** START OF DATA **

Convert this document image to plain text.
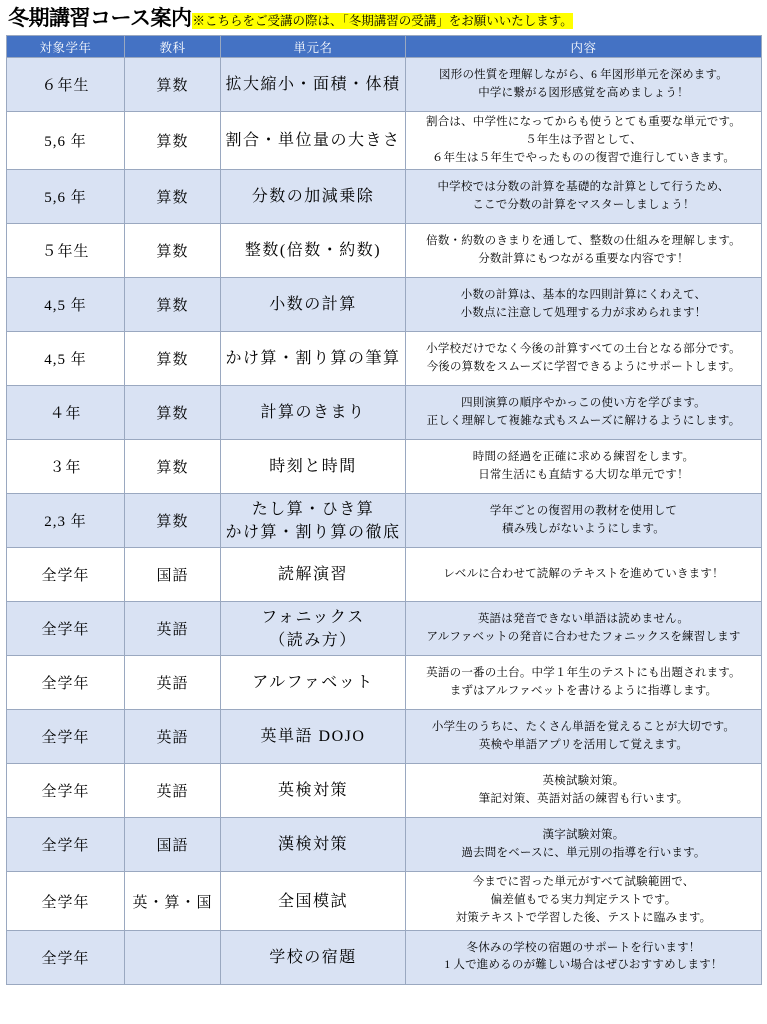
冬期講習コース案内 ※こちらをご受講の際は、「冬期講習の受講」をお願いいたします。
対象学年	教科	単元名	内容
６年生	算数	拡大縮小・面積・体積	図形の性質を理解しながら、6 年図形単元を深めます。
中学に繋がる図形感覚を高めましょう！

5,6 年	算数	割合・単位量の大きさ	割合は、中学性になってからも使うとても重要な単元です。
５年生は予習として、
６年生は５年生でやったものの復習で進行していきます。

5,6 年	算数	分数の加減乗除	中学校では分数の計算を基礎的な計算として行うため、
ここで分数の計算をマスターしましょう！

５年生	算数	整数(倍数・約数)	倍数・約数のきまりを通して、整数の仕組みを理解します。
分数計算にもつながる重要な内容です！

4,5 年	算数	小数の計算	小数の計算は、基本的な四則計算にくわえて、
小数点に注意して処理する力が求められます！

4,5 年	算数	かけ算・割り算の筆算	小学校だけでなく今後の計算すべての土台となる部分です。
今後の算数をスムーズに学習できるようにサポートします。

４年	算数	計算のきまり	四則演算の順序やかっこの使い方を学びます。
正しく理解して複雑な式もスムーズに解けるようにします。

３年	算数	時刻と時間	時間の経過を正確に求める練習をします。
日常生活にも直結する大切な単元です！

2,3 年	算数	たし算・ひき算
かけ算・割り算の徹底	学年ごとの復習用の教材を使用して
積み残しがないようにします。

全学年	国語	読解演習	レベルに合わせて読解のテキストを進めていきます！

全学年	英語	フォニックス
（読み方）	英語は発音できない単語は読めません。
アルファベットの発音に合わせたフォニックスを練習します

全学年	英語	アルファベット	英語の一番の土台。中学１年生のテストにも出題されます。
まずはアルファベットを書けるように指導します。

全学年	英語	英単語 DOJO	小学生のうちに、たくさん単語を覚えることが大切です。
英検や単語アプリを活用して覚えます。

全学年	英語	英検対策	英検試験対策。
筆記対策、英語対話の練習も行います。

全学年	国語	漢検対策	漢字試験対策。
過去問をベースに、単元別の指導を行います。

全学年	英・算・国	全国模試	今までに習った単元がすべて試験範囲で、
偏差値もでる実力判定テストです。
対策テキストで学習した後、テストに臨みます。

全学年		学校の宿題	冬休みの学校の宿題のサポートを行います！
1 人で進めるのが難しい場合はぜひおすすめします！
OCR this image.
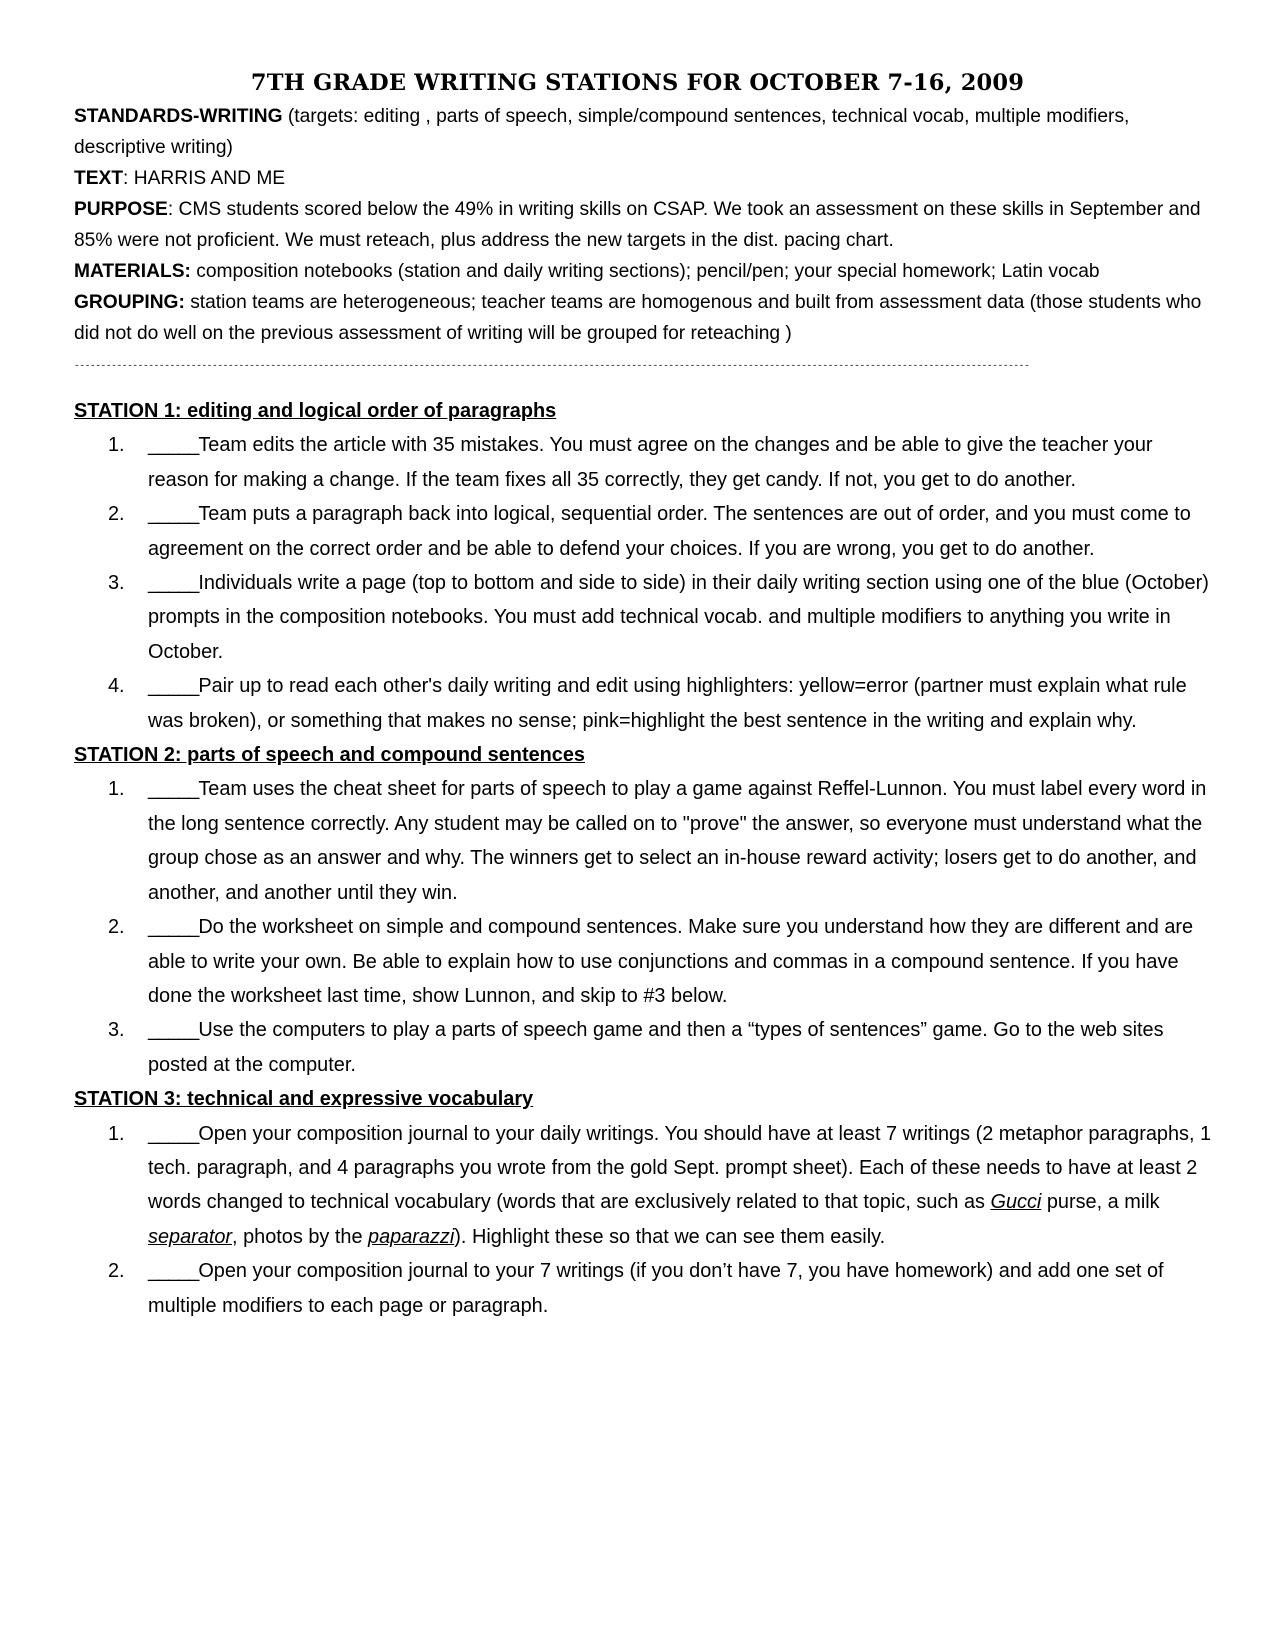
7TH GRADE WRITING STATIONS FOR OCTOBER 7-16, 2009

STANDARDS-WRITING (targets: editing , parts of speech, simple/compound sentences, technical vocab, multiple modifiers, descriptive writing)

TEXT: HARRIS AND ME

PURPOSE: CMS students scored below the 49% in writing skills on CSAP. We took an assessment on these skills in September and 85% were not proficient. We must reteach, plus address the new targets in the dist. pacing chart.

MATERIALS: composition notebooks (station and daily writing sections); pencil/pen; your special homework; Latin vocab

GROUPING: station teams are heterogeneous; teacher teams are homogenous and built from assessment data (those students who did not do well on the previous assessment of writing will be grouped for reteaching )

------------------------------------------------------------------------------------------------------------------------------------------------------------------------------------
STATION 1: editing and logical order of paragraphs
1. _____Team edits the article with 35 mistakes. You must agree on the changes and be able to give the teacher your reason for making a change. If the team fixes all 35 correctly, they get candy. If not, you get to do another.
2. _____Team puts a paragraph back into logical, sequential order. The sentences are out of order, and you must come to agreement on the correct order and be able to defend your choices. If you are wrong, you get to do another.
3. _____Individuals write a page (top to bottom and side to side) in their daily writing section using one of the blue (October) prompts in the composition notebooks. You must add technical vocab. and multiple modifiers to anything you write in October.
4. _____Pair up to read each other's daily writing and edit using highlighters: yellow=error (partner must explain what rule was broken), or something that makes no sense; pink=highlight the best sentence in the writing and explain why.
STATION 2: parts of speech and compound sentences
1. _____Team uses the cheat sheet for parts of speech to play a game against Reffel-Lunnon. You must label every word in the long sentence correctly. Any student may be called on to "prove" the answer, so everyone must understand what the group chose as an answer and why. The winners get to select an in-house reward activity; losers get to do another, and another, and another until they win.
2. _____Do the worksheet on simple and compound sentences. Make sure you understand how they are different and are able to write your own. Be able to explain how to use conjunctions and commas in a compound sentence. If you have done the worksheet last time, show Lunnon, and skip to #3 below.
3. _____Use the computers to play a parts of speech game and then a “types of sentences” game. Go to the web sites posted at the computer.
STATION 3: technical and expressive vocabulary
1. _____Open your composition journal to your daily writings. You should have at least 7 writings (2 metaphor paragraphs, 1 tech. paragraph, and 4 paragraphs you wrote from the gold Sept. prompt sheet). Each of these needs to have at least 2 words changed to technical vocabulary (words that are exclusively related to that topic, such as Gucci purse, a milk separator, photos by the paparazzi). Highlight these so that we can see them easily.
2. _____Open your composition journal to your 7 writings (if you don’t have 7, you have homework) and add one set of multiple modifiers to each page or paragraph.
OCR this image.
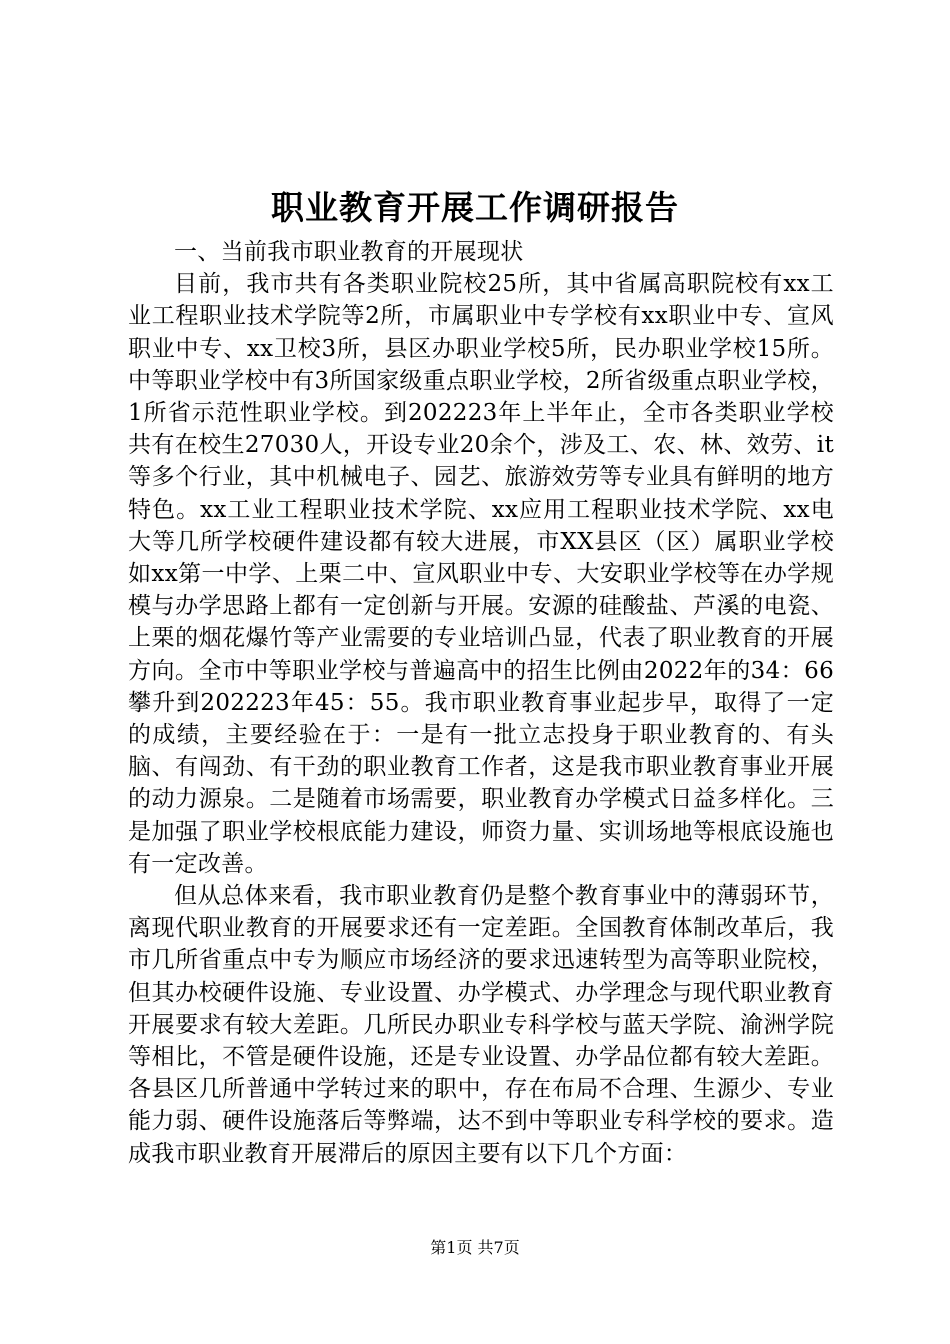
职业教育开展工作调研报告

一、当前我市职业教育的开展现状

目前，我市共有各类职业院校25所，其中省属高职院校有xx工业工程职业技术学院等2所，市属职业中专学校有xx职业中专、宣风职业中专、xx卫校3所，县区办职业学校5所，民办职业学校15所。中等职业学校中有3所国家级重点职业学校，2所省级重点职业学校，1所省示范性职业学校。到202223年上半年止，全市各类职业学校共有在校生27030人，开设专业20余个，涉及工、农、林、效劳、it等多个行业，其中机械电子、园艺、旅游效劳等专业具有鲜明的地方特色。xx工业工程职业技术学院、xx应用工程职业技术学院、xx电大等几所学校硬件建设都有较大进展，市XX县区（区）属职业学校如xx第一中学、上栗二中、宣风职业中专、大安职业学校等在办学规模与办学思路上都有一定创新与开展。安源的硅酸盐、芦溪的电瓷、上栗的烟花爆竹等产业需要的专业培训凸显，代表了职业教育的开展方向。全市中等职业学校与普遍高中的招生比例由2022年的34：66攀升到202223年45：55。我市职业教育事业起步早，取得了一定的成绩，主要经验在于：一是有一批立志投身于职业教育的、有头脑、有闯劲、有干劲的职业教育工作者，这是我市职业教育事业开展的动力源泉。二是随着市场需要，职业教育办学模式日益多样化。三是加强了职业学校根底能力建设，师资力量、实训场地等根底设施也有一定改善。

但从总体来看，我市职业教育仍是整个教育事业中的薄弱环节，离现代职业教育的开展要求还有一定差距。全国教育体制改革后，我市几所省重点中专为顺应市场经济的要求迅速转型为高等职业院校，但其办校硬件设施、专业设置、办学模式、办学理念与现代职业教育开展要求有较大差距。几所民办职业专科学校与蓝天学院、渝洲学院等相比，不管是硬件设施，还是专业设置、办学品位都有较大差距。各县区几所普通中学转过来的职中，存在布局不合理、生源少、专业能力弱、硬件设施落后等弊端，达不到中等职业专科学校的要求。造成我市职业教育开展滞后的原因主要有以下几个方面：

第1页 共7页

** END OF DATA **

Write down every line of the data above that includes the string "what".

4. _____Pair up to read each other's daily writing and edit using highlighters: yellow=error (partner must explain what rule was broken), or something that makes no sense; pink=highlight the best sentence in the writing and explain why.
1. _____Team uses the cheat sheet for parts of speech to play a game against Reffel-Lunnon. You must label every word in the long sentence correctly. Any student may be called on to "prove" the answer, so everyone must understand what the group chose as an answer and why. The winners get to select an in-house reward activity; losers get to do another, and another, and another until they win.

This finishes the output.